**Passage given**
────────────────────

CPU: Intel Core i5 650 @3.20 GHz

RAM: 4GB

GPU: Nvidia GT740

18

3.1 CUDA Toolkit:

Presented as new features in [9] for CUDA toolkit 7.5, compared to previous iterations of CUDA toolkit version, the following were introduced:

16-bit floating point (FP16) data format

Store up to 2x larger datasets in GPU memory

Reduce memory bandwidth requirements by up to 2x

New mixed precision cublasSgemmEX() routine supports 2x larger matrices

New cuSPARSE GEMVI routines

Optimized dense matrix x sparse vector routines - ideal for Natural Language Processing

Instruction-level profiling helps pinpoint performance bottlenecks

Quickly identify the specific lines of source code limiting the performance of GPU code

Apply advanced performance optimizations more easily

NVIDIA GPU accelerated CUDA compute platform provides acceleration across many

different domains and fields including Bioinformatics, Computational chemistry, computational

fluid dynamics, computational structural mechanics, Data science, Defense, Electronic Design

automation, Computational finance and many more [10].

Deep learning and neural networks are relatively new software models where billions of

software-neurons and connections are built and trained, in parallel instead of sequentially. Running

deep neural network algorithms and learning from examples, the computer is essentially writing

its own software and GPU’s are ideal for such parallel computation [11].

19

Therefore, since the word sense disambiguation lexical sample task is done using neural network,

the CUDA toolkit greatly accelerated the training speed of the dataset and allowed a faster query

and test response. GPU accelerated process greatly improved the efficiency of the system.

3.2 Tensorflow:

As stated in the official website and documentation, “TensorFlow is an open source

software library for numerical computation. Nodes in the graph represent mathematical operations,

while the graph edges represent the multidimensional data arrays (tensors) communicated between

them. The flexible architecture allows you to deploy computation to one or more CPUs or GPUs

in a desktop, server, or mobile device with a single API” [12].

────────────────────

[Item position entries]

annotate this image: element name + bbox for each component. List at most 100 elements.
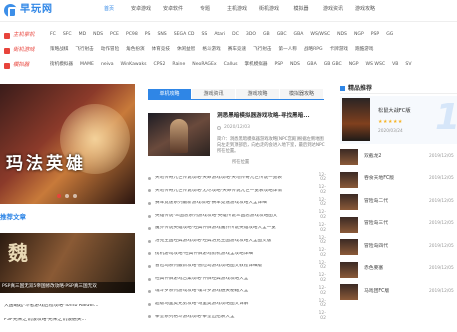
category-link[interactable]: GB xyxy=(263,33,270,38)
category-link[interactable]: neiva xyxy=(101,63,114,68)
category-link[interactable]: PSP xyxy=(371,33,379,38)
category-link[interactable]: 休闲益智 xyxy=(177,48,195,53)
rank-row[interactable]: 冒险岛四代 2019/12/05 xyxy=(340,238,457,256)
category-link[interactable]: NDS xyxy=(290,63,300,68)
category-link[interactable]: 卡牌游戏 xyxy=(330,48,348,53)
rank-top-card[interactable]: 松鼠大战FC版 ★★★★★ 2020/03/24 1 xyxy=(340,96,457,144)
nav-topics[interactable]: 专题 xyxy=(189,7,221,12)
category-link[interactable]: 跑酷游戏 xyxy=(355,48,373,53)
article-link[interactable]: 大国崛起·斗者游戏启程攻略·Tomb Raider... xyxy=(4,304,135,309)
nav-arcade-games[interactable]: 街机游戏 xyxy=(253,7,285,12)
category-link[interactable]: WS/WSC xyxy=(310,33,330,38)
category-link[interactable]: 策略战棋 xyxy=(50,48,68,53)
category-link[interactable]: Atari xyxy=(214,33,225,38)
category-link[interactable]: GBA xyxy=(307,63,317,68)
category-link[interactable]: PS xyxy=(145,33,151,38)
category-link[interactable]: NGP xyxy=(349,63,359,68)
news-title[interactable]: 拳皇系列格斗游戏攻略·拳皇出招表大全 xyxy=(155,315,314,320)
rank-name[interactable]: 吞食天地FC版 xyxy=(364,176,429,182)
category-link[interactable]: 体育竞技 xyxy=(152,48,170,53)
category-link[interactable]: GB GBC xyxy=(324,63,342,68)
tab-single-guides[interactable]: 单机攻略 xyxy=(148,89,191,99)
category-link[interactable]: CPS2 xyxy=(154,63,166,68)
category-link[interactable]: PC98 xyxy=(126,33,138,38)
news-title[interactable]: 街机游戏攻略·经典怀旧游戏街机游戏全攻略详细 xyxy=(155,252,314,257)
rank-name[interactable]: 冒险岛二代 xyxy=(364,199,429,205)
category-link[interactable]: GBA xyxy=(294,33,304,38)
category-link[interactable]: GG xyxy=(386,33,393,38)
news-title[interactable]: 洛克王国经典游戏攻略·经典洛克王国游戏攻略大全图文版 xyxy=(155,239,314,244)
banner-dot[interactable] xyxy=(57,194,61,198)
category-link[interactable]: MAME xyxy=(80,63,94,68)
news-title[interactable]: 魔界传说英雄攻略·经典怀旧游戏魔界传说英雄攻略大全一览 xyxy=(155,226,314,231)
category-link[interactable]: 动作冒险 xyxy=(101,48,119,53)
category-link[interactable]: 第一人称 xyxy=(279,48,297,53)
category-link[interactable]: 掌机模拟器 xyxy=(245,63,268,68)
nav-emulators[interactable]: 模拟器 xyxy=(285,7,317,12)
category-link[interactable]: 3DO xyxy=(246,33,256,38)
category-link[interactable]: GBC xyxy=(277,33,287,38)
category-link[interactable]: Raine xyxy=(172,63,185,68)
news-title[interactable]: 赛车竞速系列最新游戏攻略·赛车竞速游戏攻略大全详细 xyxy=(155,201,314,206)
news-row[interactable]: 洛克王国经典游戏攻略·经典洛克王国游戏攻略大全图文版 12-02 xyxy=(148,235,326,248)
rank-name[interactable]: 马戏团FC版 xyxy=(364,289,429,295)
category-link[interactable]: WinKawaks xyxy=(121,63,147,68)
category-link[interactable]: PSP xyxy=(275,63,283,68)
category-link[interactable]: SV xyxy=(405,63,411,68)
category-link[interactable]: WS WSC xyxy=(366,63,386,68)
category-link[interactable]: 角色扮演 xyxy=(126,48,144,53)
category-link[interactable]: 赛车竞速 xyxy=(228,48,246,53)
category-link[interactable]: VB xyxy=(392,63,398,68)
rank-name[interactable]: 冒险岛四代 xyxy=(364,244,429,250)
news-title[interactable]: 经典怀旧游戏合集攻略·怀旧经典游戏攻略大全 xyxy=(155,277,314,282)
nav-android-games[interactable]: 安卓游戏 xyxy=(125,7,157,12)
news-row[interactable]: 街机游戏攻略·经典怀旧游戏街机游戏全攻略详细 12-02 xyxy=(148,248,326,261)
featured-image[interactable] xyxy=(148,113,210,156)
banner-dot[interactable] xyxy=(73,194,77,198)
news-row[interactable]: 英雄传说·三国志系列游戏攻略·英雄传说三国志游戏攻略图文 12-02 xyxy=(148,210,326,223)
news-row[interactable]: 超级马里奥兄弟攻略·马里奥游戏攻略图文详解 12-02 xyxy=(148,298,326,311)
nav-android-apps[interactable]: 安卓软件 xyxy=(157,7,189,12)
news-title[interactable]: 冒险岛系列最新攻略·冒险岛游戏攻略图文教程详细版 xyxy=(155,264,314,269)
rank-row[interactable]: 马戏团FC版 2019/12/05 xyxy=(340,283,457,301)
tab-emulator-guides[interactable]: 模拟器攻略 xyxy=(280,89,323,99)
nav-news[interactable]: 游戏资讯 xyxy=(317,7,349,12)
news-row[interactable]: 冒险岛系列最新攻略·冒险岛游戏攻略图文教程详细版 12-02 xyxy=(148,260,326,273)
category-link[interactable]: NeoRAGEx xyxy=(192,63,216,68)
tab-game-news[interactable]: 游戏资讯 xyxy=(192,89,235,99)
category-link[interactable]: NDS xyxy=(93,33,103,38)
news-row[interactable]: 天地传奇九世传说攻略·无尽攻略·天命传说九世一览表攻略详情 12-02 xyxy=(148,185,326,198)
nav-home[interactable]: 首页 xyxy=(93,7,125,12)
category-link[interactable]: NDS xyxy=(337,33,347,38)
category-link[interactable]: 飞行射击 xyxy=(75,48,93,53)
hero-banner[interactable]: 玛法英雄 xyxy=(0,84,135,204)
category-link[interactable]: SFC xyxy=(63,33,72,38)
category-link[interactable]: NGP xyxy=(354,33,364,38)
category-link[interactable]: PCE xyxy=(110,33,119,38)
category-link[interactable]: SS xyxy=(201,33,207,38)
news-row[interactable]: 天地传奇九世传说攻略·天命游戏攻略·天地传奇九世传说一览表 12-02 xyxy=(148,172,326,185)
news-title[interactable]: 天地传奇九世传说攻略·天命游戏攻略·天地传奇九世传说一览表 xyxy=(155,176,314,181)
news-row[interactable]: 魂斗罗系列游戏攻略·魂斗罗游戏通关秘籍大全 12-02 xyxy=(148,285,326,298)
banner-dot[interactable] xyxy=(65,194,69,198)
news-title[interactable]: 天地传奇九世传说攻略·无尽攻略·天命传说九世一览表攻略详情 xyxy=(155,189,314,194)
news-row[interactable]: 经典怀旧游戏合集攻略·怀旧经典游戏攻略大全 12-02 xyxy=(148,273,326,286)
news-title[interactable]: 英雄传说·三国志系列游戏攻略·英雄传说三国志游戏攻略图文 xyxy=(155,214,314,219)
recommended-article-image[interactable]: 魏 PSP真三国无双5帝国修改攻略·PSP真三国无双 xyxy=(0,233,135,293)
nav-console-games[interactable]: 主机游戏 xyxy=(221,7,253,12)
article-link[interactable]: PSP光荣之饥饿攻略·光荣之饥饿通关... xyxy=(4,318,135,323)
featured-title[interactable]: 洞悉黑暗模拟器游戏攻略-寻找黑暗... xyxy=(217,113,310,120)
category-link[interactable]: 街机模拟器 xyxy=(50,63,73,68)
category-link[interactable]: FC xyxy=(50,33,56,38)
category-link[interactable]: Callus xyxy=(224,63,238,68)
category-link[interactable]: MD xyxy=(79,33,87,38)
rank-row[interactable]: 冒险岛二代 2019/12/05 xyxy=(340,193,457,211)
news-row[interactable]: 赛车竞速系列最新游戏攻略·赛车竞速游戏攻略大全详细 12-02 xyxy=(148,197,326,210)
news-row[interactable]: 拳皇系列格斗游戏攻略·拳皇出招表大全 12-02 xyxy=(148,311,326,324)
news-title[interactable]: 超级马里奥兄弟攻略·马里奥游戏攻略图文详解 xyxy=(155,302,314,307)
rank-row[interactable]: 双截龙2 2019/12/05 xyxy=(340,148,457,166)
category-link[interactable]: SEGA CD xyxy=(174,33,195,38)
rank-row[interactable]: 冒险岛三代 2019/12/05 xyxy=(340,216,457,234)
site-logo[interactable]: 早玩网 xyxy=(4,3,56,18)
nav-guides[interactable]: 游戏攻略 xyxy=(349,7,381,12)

────────────────────

**Goal of the exercise**
Carry on the passage about the CUDA toolkit and TensorFlow from the point where it ends. The lines of item positions aren't needed here.

**Answer to this exercise**
TensorFlow was originally developed by researchers and engineers working on the Google

Brain Team within Google's Machine Intelligence research organization for the purposes of

conducting machine learning and deep neural networks research, but the system is general enough

to be applicable in a wide variety of other domains as well [12].

TensorFlow provides the necessary library while keeping many complex implementations

hidden, and thus does not require re-writing code by hand. Tensorflow was used to allow faster

deployment of the system and to evaluate the complex model used for word sense disambiguation.

20

3.3 Scikit-learn:

Scikit-learn is an open source package of efficient tools for data mining, machine learning

and data analysis. It is built on NumPy, SciPy, and matplotlib [13]. Scikit-learn python module

made it easy to implement the machine learning techniques and to easily evaluate results greatly

facilitating the initial experiments which was coded using the python programming language.

NLTK for python was used to import and read the SENSEVAL -2 dataset.

3.4 Dataset:

For English, the SENSEVAL - 2 Lexical Sample dataset were used for initial experiments.

For Bangla, a small hand labelled set of lexical sample examples were used for the initial

experiment evaluation of the word sense disambiguation models.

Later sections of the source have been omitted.